TASK INSTRUCTIONS. Copy all of the material word for word, except for the pictures.

SUPPLIED RECORDS.
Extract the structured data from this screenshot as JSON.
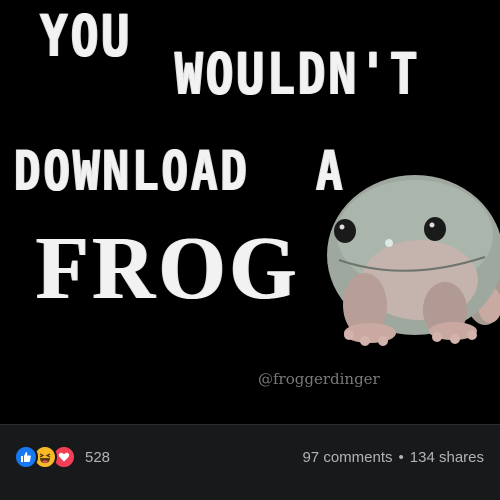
{
  "post": {
    "meme_lines": [
      "YOU",
      "WOULDN'T",
      "DOWNLOAD",
      "A",
      "FROG"
    ],
    "watermark": "@froggerdinger"
  },
  "footer": {
    "reactions": [
      "like-icon",
      "haha-icon",
      "love-icon"
    ],
    "reaction_count": "528",
    "comments": "97 comments",
    "separator": "•",
    "shares": "134 shares"
  },
  "colors": {
    "background": "#000000",
    "footer_bg": "#18191a",
    "footer_text": "#b0b3b8",
    "like": "#1877f2",
    "haha": "#f7b928",
    "love": "#f33e58"
  }
}
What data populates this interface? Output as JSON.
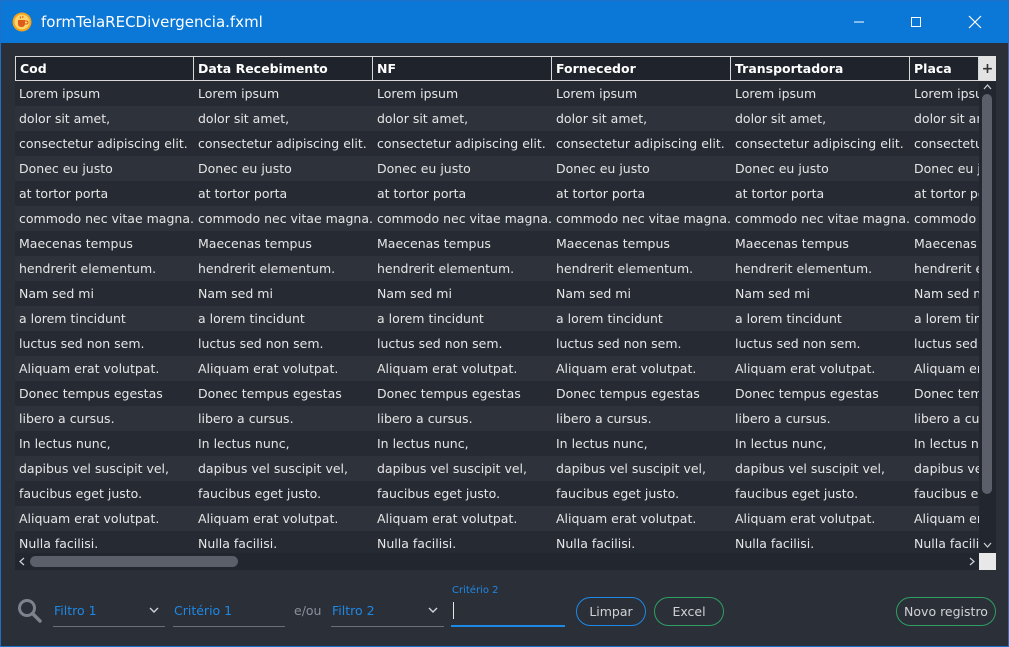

TASK SOLUTION.
Extract the structured data from this screenshot as JSON.
{
  "post": {
    "meme_lines": [
      "YOU",
      "WOULDN'T",
      "DOWNLOAD",
      "A",
      "FROG"
    ],
    "watermark": "@froggerdinger"
  },
  "footer": {
    "reactions": [
      "like-icon",
      "haha-icon",
      "love-icon"
    ],
    "reaction_count": "528",
    "comments": "97 comments",
    "separator": "•",
    "shares": "134 shares"
  },
  "colors": {
    "background": "#000000",
    "footer_bg": "#18191a",
    "footer_text": "#b0b3b8",
    "like": "#1877f2",
    "haha": "#f7b928",
    "love": "#f33e58"
  }
}
What data populates this interface? Output as JSON.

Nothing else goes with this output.